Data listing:
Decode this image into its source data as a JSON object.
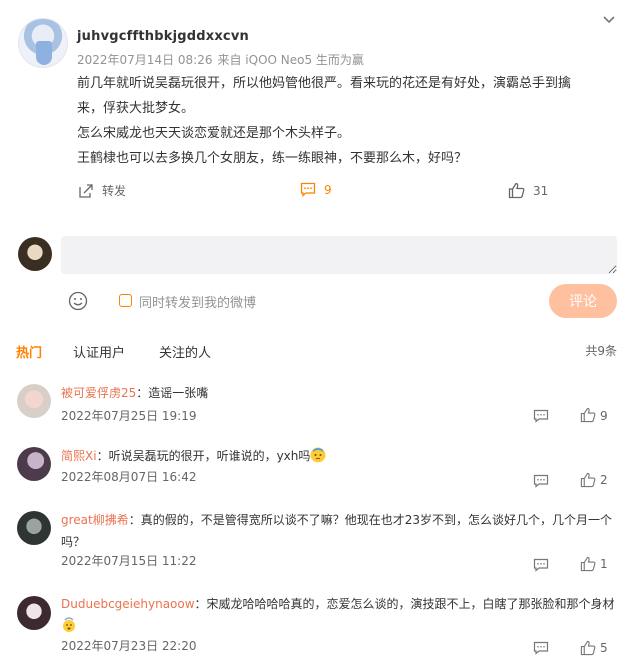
{
  "post": {
    "username": "juhvgcffthbkjgddxxcvn",
    "time": "2022年07月14日 08:26",
    "source": "来自 iQOO Neo5 生而为赢",
    "lines": [
      "前几年就听说吴磊玩很开，所以他妈管他很严。看来玩的花还是有好处，演霸总手到擒",
      "来，俘获大批梦女。",
      "怎么宋威龙也天天谈恋爱就还是那个木头样子。",
      "王鹤棣也可以去多换几个女朋友，练一练眼神，不要那么木，好吗？"
    ],
    "forward_label": "转发",
    "comment_count": "9",
    "like_count": "31"
  },
  "composer": {
    "sync_label": "同时转发到我的微博",
    "submit_label": "评论"
  },
  "tabs": {
    "hot": "热门",
    "verified": "认证用户",
    "following": "关注的人",
    "total": "共9条"
  },
  "comments": [
    {
      "nick": "被可爱俘虏25",
      "text": "：造谣一张嘴",
      "time": "2022年07月25日 19:19",
      "likes": "9"
    },
    {
      "nick": "简熙Xi",
      "text": "：听说吴磊玩的很开，听谁说的，yxh吗",
      "time": "2022年08月07日 16:42",
      "likes": "2"
    },
    {
      "nick": "great柳拂希",
      "text": "：真的假的，不是管得宽所以谈不了嘛？他现在也才23岁不到，怎么谈好几个，几个月一个",
      "text2": "吗？",
      "time": "2022年07月15日 11:22",
      "likes": "1"
    },
    {
      "nick": "Duduebcgeiehynaoow",
      "text": "：宋威龙哈哈哈哈真的，恋爱怎么谈的，演技跟不上，白瞎了那张脸和那个身材",
      "time": "2022年07月23日 22:20",
      "likes": "5"
    }
  ],
  "colors": {
    "accent": "#ff8200",
    "nick": "#eb7350",
    "button": "#ffc09f"
  }
}
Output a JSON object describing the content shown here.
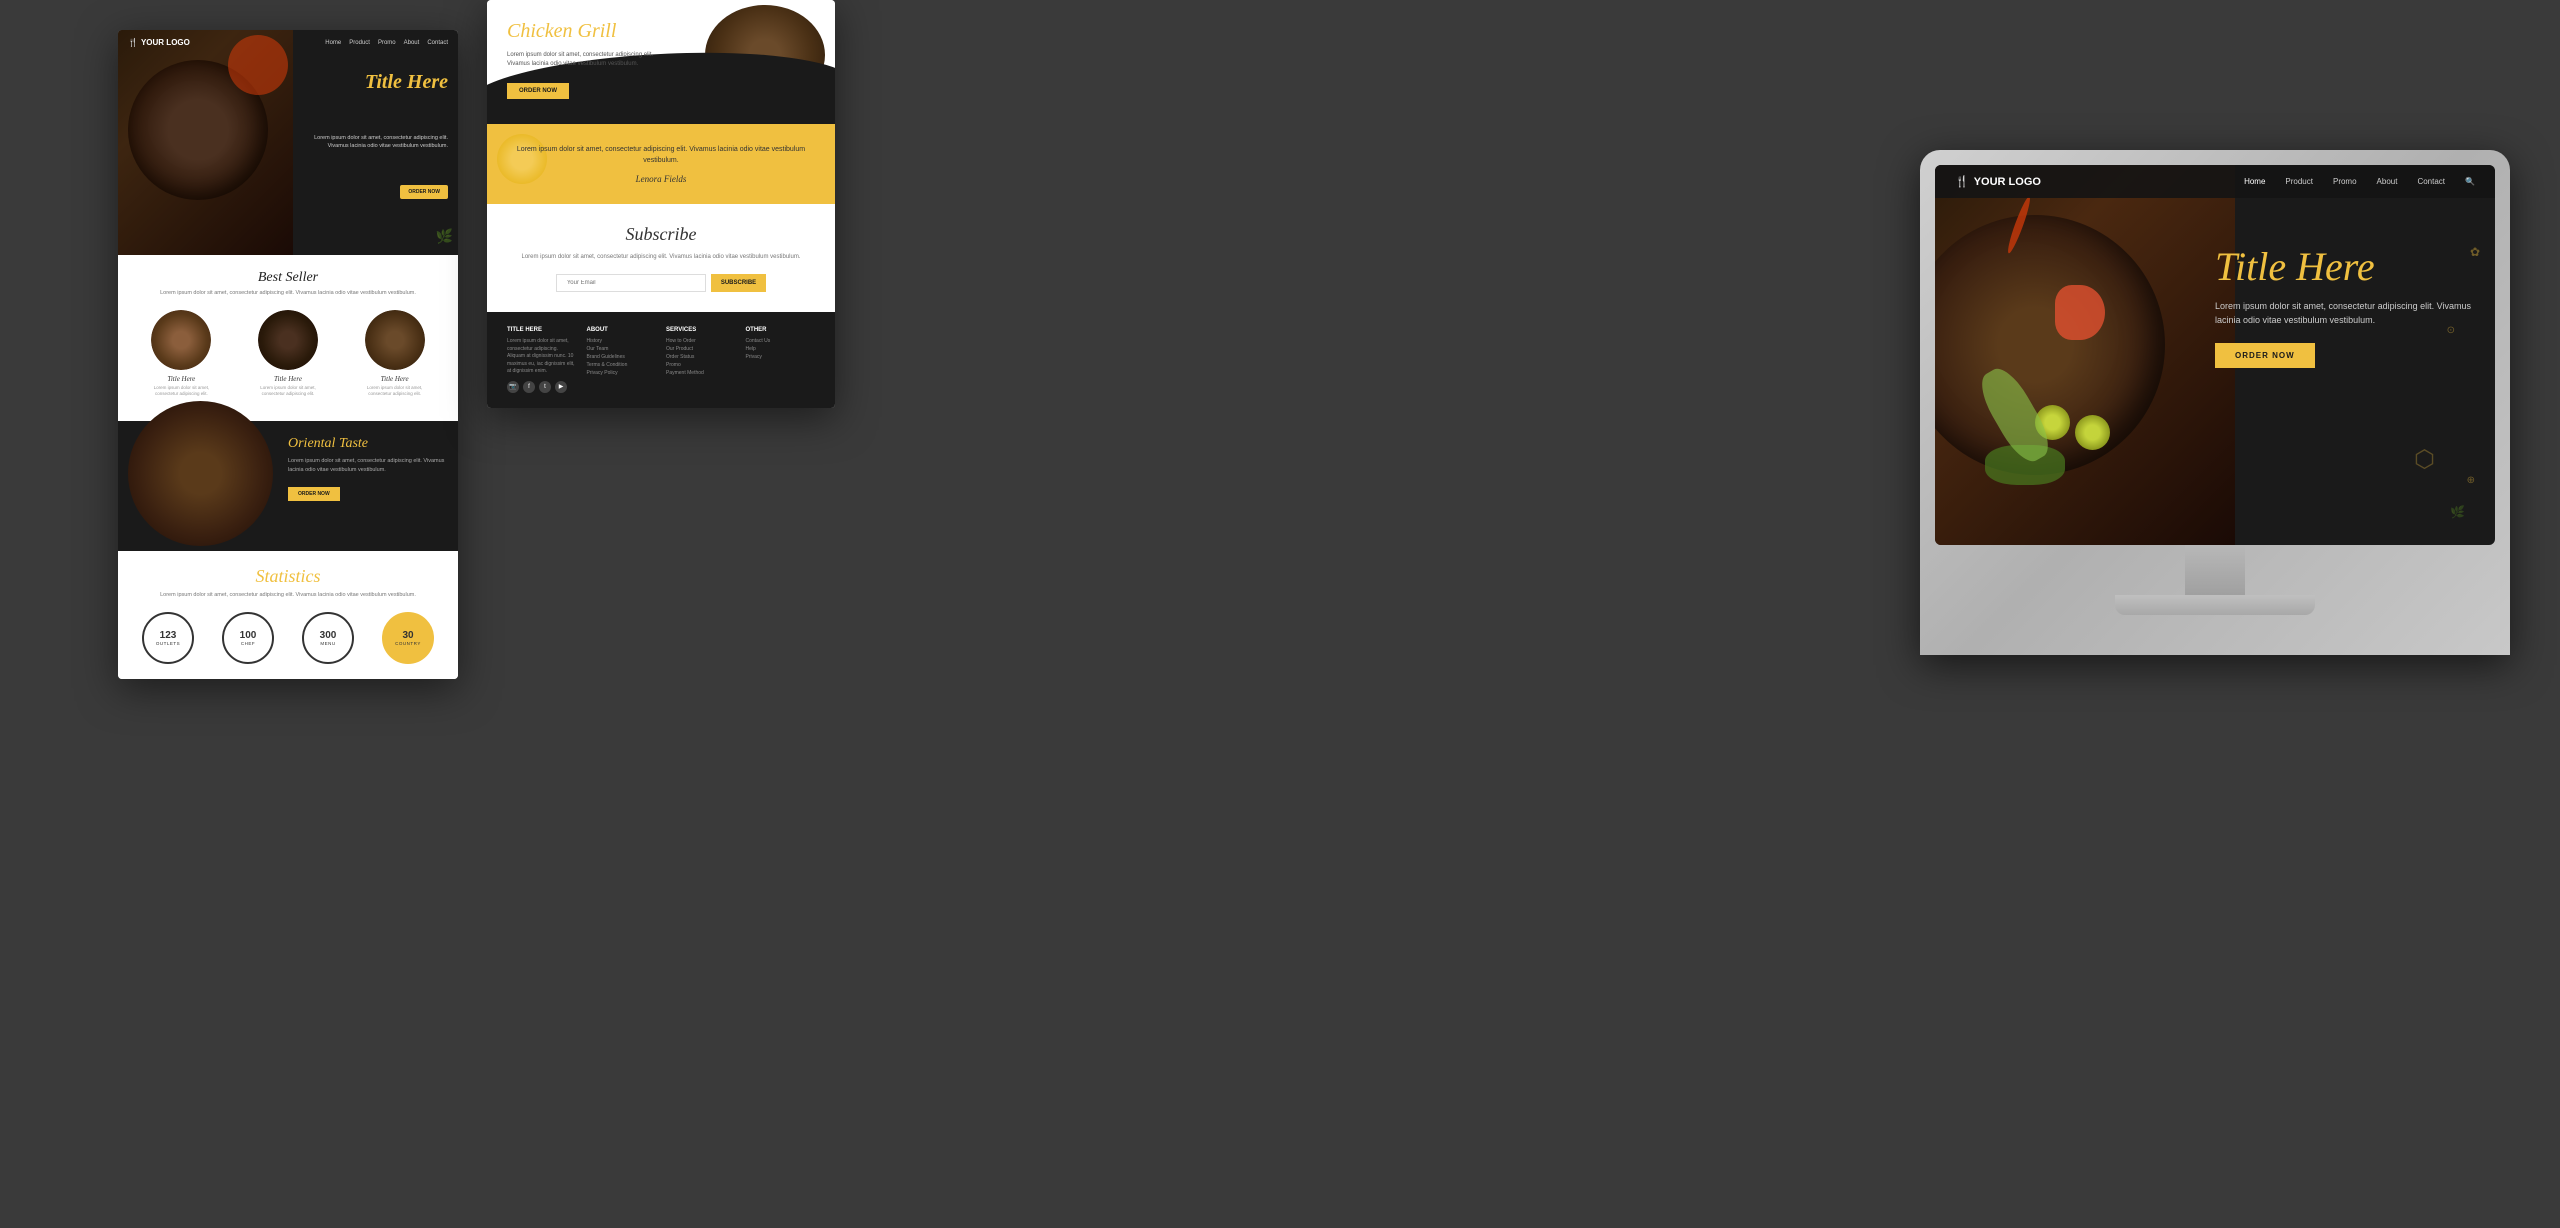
{
  "background_color": "#3a3a3a",
  "left_mockup": {
    "nav": {
      "logo": "YOUR LOGO",
      "links": [
        "Home",
        "Product",
        "Promo",
        "About",
        "Contact"
      ]
    },
    "hero": {
      "title": "Title Here",
      "description": "Lorem ipsum dolor sit amet, consectetur adipiscing elit. Vivamus lacinia odio vitae vestibulum vestibulum.",
      "button": "ORDER NOW",
      "decorations": [
        "🌿",
        "🧅",
        "🌶"
      ]
    },
    "bestseller": {
      "title": "Best Seller",
      "description": "Lorem ipsum dolor sit amet, consectetur adipiscing elit. Vivamus lacinia odio vitae vestibulum vestibulum.",
      "items": [
        {
          "title": "Title Here",
          "description": "Lorem ipsum dolor sit amet, consectetur adipiscing elit."
        },
        {
          "title": "Title Here",
          "description": "Lorem ipsum dolor sit amet, consectetur adipiscing elit."
        },
        {
          "title": "Title Here",
          "description": "Lorem ipsum dolor sit amet, consectetur adipiscing elit."
        }
      ]
    },
    "oriental": {
      "title": "Oriental Taste",
      "description": "Lorem ipsum dolor sit amet, consectetur adipiscing elit. Vivamus lacinia odio vitae vestibulum vestibulum.",
      "button": "ORDER NOW"
    },
    "statistics": {
      "title": "Statistics",
      "description": "Lorem ipsum dolor sit amet, consectetur adipiscing elit. Vivamus lacinia odio vitae vestibulum vestibulum.",
      "stats": [
        {
          "number": "123",
          "label": "OUTLETS"
        },
        {
          "number": "100",
          "label": "CHEF"
        },
        {
          "number": "300",
          "label": "MENU"
        },
        {
          "number": "30",
          "label": "COUNTRY"
        }
      ]
    }
  },
  "mid_mockup": {
    "hero": {
      "title": "Chicken Grill",
      "description": "Lorem ipsum dolor sit amet, consectetur adipiscing elit. Vivamus lacinia odio vitae vestibulum vestibulum.",
      "button": "ORDER NOW"
    },
    "testimonial": {
      "text": "Lorem ipsum dolor sit amet, consectetur adipiscing elit. Vivamus lacinia odio vitae vestibulum vestibulum.",
      "author": "Lenora Fields"
    },
    "subscribe": {
      "title": "Subscribe",
      "description": "Lorem ipsum dolor sit amet, consectetur adipiscing elit. Vivamus lacinia odio vitae vestibulum vestibulum.",
      "input_placeholder": "Your Email",
      "button": "SUBSCRIBE"
    },
    "footer": {
      "columns": [
        {
          "title": "TITLE HERE",
          "content": "Lorem ipsum dolor sit amet, consectetur adipiscing. Aliquam at dignissim nunc. 10 maximus eu, iac dignissim elit, at dignissim enim.",
          "social": true
        },
        {
          "title": "ABOUT",
          "links": [
            "History",
            "Our Team",
            "Brand Guidelines",
            "Terms & Condition",
            "Privacy Policy"
          ]
        },
        {
          "title": "SERVICES",
          "links": [
            "How to Order",
            "Our Product",
            "Order Status",
            "Promo",
            "Payment Method"
          ]
        },
        {
          "title": "OTHER",
          "links": [
            "Contact Us",
            "Help",
            "Privacy"
          ]
        }
      ]
    }
  },
  "right_mockup": {
    "nav": {
      "logo": "YOUR LOGO",
      "links": [
        "Home",
        "Product",
        "Promo",
        "About",
        "Contact"
      ]
    },
    "hero": {
      "title": "Title Here",
      "description": "Lorem ipsum dolor sit amet, consectetur adipiscing elit. Vivamus lacinia odio vitae vestibulum vestibulum.",
      "button": "ORDER NOW"
    }
  },
  "colors": {
    "accent": "#f0c040",
    "dark": "#1a1a1a",
    "white": "#ffffff",
    "bg": "#3a3a3a"
  }
}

Do this: Write out the listing above again, exactly, but with no pictures in the copy.

Solution for this task:
Decode this image into its source data as a JSON object.
{
  "post": {
    "username": "juhvgcffthbkjgddxxcvn",
    "time": "2022年07月14日 08:26",
    "source": "来自 iQOO Neo5 生而为赢",
    "lines": [
      "前几年就听说吴磊玩很开，所以他妈管他很严。看来玩的花还是有好处，演霸总手到擒",
      "来，俘获大批梦女。",
      "怎么宋威龙也天天谈恋爱就还是那个木头样子。",
      "王鹤棣也可以去多换几个女朋友，练一练眼神，不要那么木，好吗？"
    ],
    "forward_label": "转发",
    "comment_count": "9",
    "like_count": "31"
  },
  "composer": {
    "sync_label": "同时转发到我的微博",
    "submit_label": "评论"
  },
  "tabs": {
    "hot": "热门",
    "verified": "认证用户",
    "following": "关注的人",
    "total": "共9条"
  },
  "comments": [
    {
      "nick": "被可爱俘虏25",
      "text": "：造谣一张嘴",
      "time": "2022年07月25日 19:19",
      "likes": "9"
    },
    {
      "nick": "简熙Xi",
      "text": "：听说吴磊玩的很开，听谁说的，yxh吗",
      "time": "2022年08月07日 16:42",
      "likes": "2"
    },
    {
      "nick": "great柳拂希",
      "text": "：真的假的，不是管得宽所以谈不了嘛？他现在也才23岁不到，怎么谈好几个，几个月一个",
      "text2": "吗？",
      "time": "2022年07月15日 11:22",
      "likes": "1"
    },
    {
      "nick": "Duduebcgeiehynaoow",
      "text": "：宋威龙哈哈哈哈真的，恋爱怎么谈的，演技跟不上，白瞎了那张脸和那个身材",
      "time": "2022年07月23日 22:20",
      "likes": "5"
    }
  ],
  "colors": {
    "accent": "#ff8200",
    "nick": "#eb7350",
    "button": "#ffc09f"
  }
}
Output a JSON object describing the content shown here.
{
  "background_color": "#3a3a3a",
  "left_mockup": {
    "nav": {
      "logo": "YOUR LOGO",
      "links": [
        "Home",
        "Product",
        "Promo",
        "About",
        "Contact"
      ]
    },
    "hero": {
      "title": "Title Here",
      "description": "Lorem ipsum dolor sit amet, consectetur adipiscing elit. Vivamus lacinia odio vitae vestibulum vestibulum.",
      "button": "ORDER NOW",
      "decorations": [
        "🌿",
        "🧅",
        "🌶"
      ]
    },
    "bestseller": {
      "title": "Best Seller",
      "description": "Lorem ipsum dolor sit amet, consectetur adipiscing elit. Vivamus lacinia odio vitae vestibulum vestibulum.",
      "items": [
        {
          "title": "Title Here",
          "description": "Lorem ipsum dolor sit amet, consectetur adipiscing elit."
        },
        {
          "title": "Title Here",
          "description": "Lorem ipsum dolor sit amet, consectetur adipiscing elit."
        },
        {
          "title": "Title Here",
          "description": "Lorem ipsum dolor sit amet, consectetur adipiscing elit."
        }
      ]
    },
    "oriental": {
      "title": "Oriental Taste",
      "description": "Lorem ipsum dolor sit amet, consectetur adipiscing elit. Vivamus lacinia odio vitae vestibulum vestibulum.",
      "button": "ORDER NOW"
    },
    "statistics": {
      "title": "Statistics",
      "description": "Lorem ipsum dolor sit amet, consectetur adipiscing elit. Vivamus lacinia odio vitae vestibulum vestibulum.",
      "stats": [
        {
          "number": "123",
          "label": "OUTLETS"
        },
        {
          "number": "100",
          "label": "CHEF"
        },
        {
          "number": "300",
          "label": "MENU"
        },
        {
          "number": "30",
          "label": "COUNTRY"
        }
      ]
    }
  },
  "mid_mockup": {
    "hero": {
      "title": "Chicken Grill",
      "description": "Lorem ipsum dolor sit amet, consectetur adipiscing elit. Vivamus lacinia odio vitae vestibulum vestibulum.",
      "button": "ORDER NOW"
    },
    "testimonial": {
      "text": "Lorem ipsum dolor sit amet, consectetur adipiscing elit. Vivamus lacinia odio vitae vestibulum vestibulum.",
      "author": "Lenora Fields"
    },
    "subscribe": {
      "title": "Subscribe",
      "description": "Lorem ipsum dolor sit amet, consectetur adipiscing elit. Vivamus lacinia odio vitae vestibulum vestibulum.",
      "input_placeholder": "Your Email",
      "button": "SUBSCRIBE"
    },
    "footer": {
      "columns": [
        {
          "title": "TITLE HERE",
          "content": "Lorem ipsum dolor sit amet, consectetur adipiscing. Aliquam at dignissim nunc. 10 maximus eu, iac dignissim elit, at dignissim enim.",
          "social": true
        },
        {
          "title": "ABOUT",
          "links": [
            "History",
            "Our Team",
            "Brand Guidelines",
            "Terms & Condition",
            "Privacy Policy"
          ]
        },
        {
          "title": "SERVICES",
          "links": [
            "How to Order",
            "Our Product",
            "Order Status",
            "Promo",
            "Payment Method"
          ]
        },
        {
          "title": "OTHER",
          "links": [
            "Contact Us",
            "Help",
            "Privacy"
          ]
        }
      ]
    }
  },
  "right_mockup": {
    "nav": {
      "logo": "YOUR LOGO",
      "links": [
        "Home",
        "Product",
        "Promo",
        "About",
        "Contact"
      ]
    },
    "hero": {
      "title": "Title Here",
      "description": "Lorem ipsum dolor sit amet, consectetur adipiscing elit. Vivamus lacinia odio vitae vestibulum vestibulum.",
      "button": "ORDER NOW"
    }
  },
  "colors": {
    "accent": "#f0c040",
    "dark": "#1a1a1a",
    "white": "#ffffff",
    "bg": "#3a3a3a"
  }
}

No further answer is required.